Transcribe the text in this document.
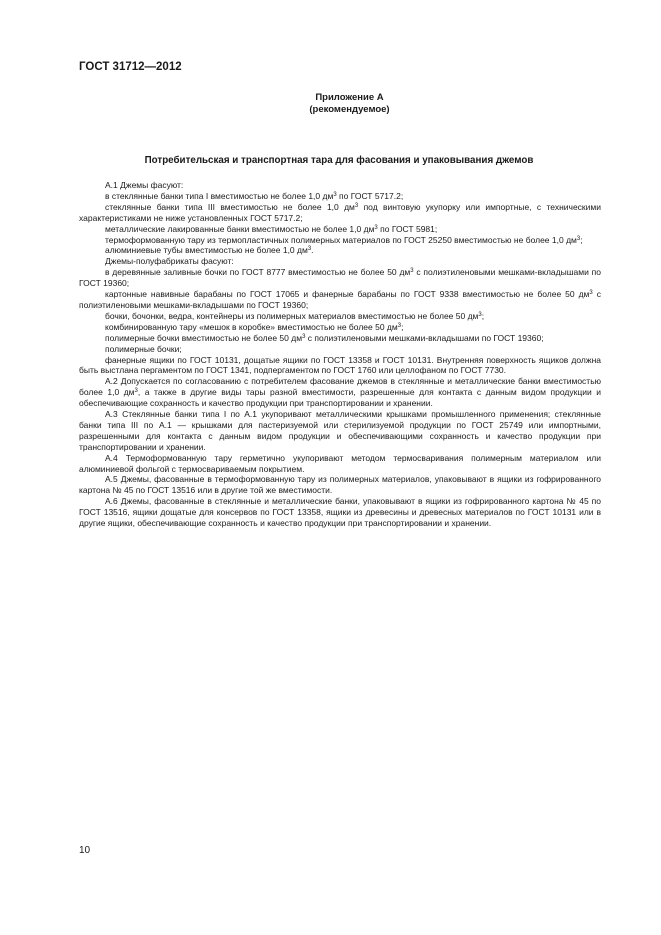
ГОСТ 31712—2012
Приложение А
(рекомендуемое)
Потребительская и транспортная тара для фасования и упаковывания джемов

А.1 Джемы фасуют:

в стеклянные банки типа I вместимостью не более 1,0 $дм^3$ по ГОСТ 5717.2;

стеклянные банки типа III вместимостью не более 1,0 $дм^3$ под винтовую укупорку или импортные, с техническими характеристиками не ниже установленных ГОСТ 5717.2;

металлические лакированные банки вместимостью не более 1,0 $дм^3$ по ГОСТ 5981;

термоформованную тару из термопластичных полимерных материалов по ГОСТ 25250 вместимостью не более 1,0 $дм^3$;

алюминиевые тубы вместимостью не более 1,0 $дм^3$.

Джемы-полуфабрикаты фасуют:

в деревянные заливные бочки по ГОСТ 8777 вместимостью не более 50 $дм^3$ с полиэтиленовыми мешками-вкладышами по ГОСТ 19360;

картонные навивные барабаны по ГОСТ 17065 и фанерные барабаны по ГОСТ 9338 вместимостью не более 50 $дм^3$ с полиэтиленовыми мешками-вкладышами по ГОСТ 19360;

бочки, бочонки, ведра, контейнеры из полимерных материалов вместимостью не более 50 $дм^3$;

комбинированную тару «мешок в коробке» вместимостью не более 50 $дм^3$;

полимерные бочки вместимостью не более 50 $дм^3$ с полиэтиленовыми мешками-вкладышами по ГОСТ 19360;

полимерные бочки;

фанерные ящики по ГОСТ 10131, дощатые ящики по ГОСТ 13358 и ГОСТ 10131. Внутренняя поверхность ящиков должна быть выстлана пергаментом по ГОСТ 1341, подпергаментом по ГОСТ 1760 или целлофаном по ГОСТ 7730.

А.2 Допускается по согласованию с потребителем фасование джемов в стеклянные и металлические банки вместимостью более 1,0 $дм^3$, а также в другие виды тары разной вместимости, разрешенные для контакта с данным видом продукции и обеспечивающие сохранность и качество продукции при транспортировании и хранении.

А.3 Стеклянные банки типа I по А.1 укупоривают металлическими крышками промышленного применения; стеклянные банки типа III по А.1 — крышками для пастеризуемой или стерилизуемой продукции по ГОСТ 25749 или импортными, разрешенными для контакта с данным видом продукции и обеспечивающими сохранность и качество продукции при транспортировании и хранении.

А.4 Термоформованную тару герметично укупоривают методом термосваривания полимерным материалом или алюминиевой фольгой с термосвариваемым покрытием.

А.5 Джемы, фасованные в термоформованную тару из полимерных материалов, упаковывают в ящики из гофрированного картона № 45 по ГОСТ 13516 или в другие той же вместимости.

А.6 Джемы, фасованные в стеклянные и металлические банки, упаковывают в ящики из гофрированного картона № 45 по ГОСТ 13516, ящики дощатые для консервов по ГОСТ 13358, ящики из древесины и древесных материалов по ГОСТ 10131 или в другие ящики, обеспечивающие сохранность и качество продукции при транспортировании и хранении.

10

•••

Exercise = Write out all the entries again, word for word, and print no images.

Solution to this problem =
Transcribe the text in this document.
ГОСТ 31712—2012
Приложение А
(рекомендуемое)
Потребительская и транспортная тара для фасования и упаковывания джемов

А.1 Джемы фасуют:

в стеклянные банки типа I вместимостью не более 1,0 $дм^3$ по ГОСТ 5717.2;

стеклянные банки типа III вместимостью не более 1,0 $дм^3$ под винтовую укупорку или импортные, с техническими характеристиками не ниже установленных ГОСТ 5717.2;

металлические лакированные банки вместимостью не более 1,0 $дм^3$ по ГОСТ 5981;

термоформованную тару из термопластичных полимерных материалов по ГОСТ 25250 вместимостью не более 1,0 $дм^3$;

алюминиевые тубы вместимостью не более 1,0 $дм^3$.

Джемы-полуфабрикаты фасуют:

в деревянные заливные бочки по ГОСТ 8777 вместимостью не более 50 $дм^3$ с полиэтиленовыми мешками-вкладышами по ГОСТ 19360;

картонные навивные барабаны по ГОСТ 17065 и фанерные барабаны по ГОСТ 9338 вместимостью не более 50 $дм^3$ с полиэтиленовыми мешками-вкладышами по ГОСТ 19360;

бочки, бочонки, ведра, контейнеры из полимерных материалов вместимостью не более 50 $дм^3$;

комбинированную тару «мешок в коробке» вместимостью не более 50 $дм^3$;

полимерные бочки вместимостью не более 50 $дм^3$ с полиэтиленовыми мешками-вкладышами по ГОСТ 19360;

полимерные бочки;

фанерные ящики по ГОСТ 10131, дощатые ящики по ГОСТ 13358 и ГОСТ 10131. Внутренняя поверхность ящиков должна быть выстлана пергаментом по ГОСТ 1341, подпергаментом по ГОСТ 1760 или целлофаном по ГОСТ 7730.

А.2 Допускается по согласованию с потребителем фасование джемов в стеклянные и металлические банки вместимостью более 1,0 $дм^3$, а также в другие виды тары разной вместимости, разрешенные для контакта с данным видом продукции и обеспечивающие сохранность и качество продукции при транспортировании и хранении.

А.3 Стеклянные банки типа I по А.1 укупоривают металлическими крышками промышленного применения; стеклянные банки типа III по А.1 — крышками для пастеризуемой или стерилизуемой продукции по ГОСТ 25749 или импортными, разрешенными для контакта с данным видом продукции и обеспечивающими сохранность и качество продукции при транспортировании и хранении.

А.4 Термоформованную тару герметично укупоривают методом термосваривания полимерным материалом или алюминиевой фольгой с термосвариваемым покрытием.

А.5 Джемы, фасованные в термоформованную тару из полимерных материалов, упаковывают в ящики из гофрированного картона № 45 по ГОСТ 13516 или в другие той же вместимости.

А.6 Джемы, фасованные в стеклянные и металлические банки, упаковывают в ящики из гофрированного картона № 45 по ГОСТ 13516, ящики дощатые для консервов по ГОСТ 13358, ящики из древесины и древесных материалов по ГОСТ 10131 или в другие ящики, обеспечивающие сохранность и качество продукции при транспортировании и хранении.

10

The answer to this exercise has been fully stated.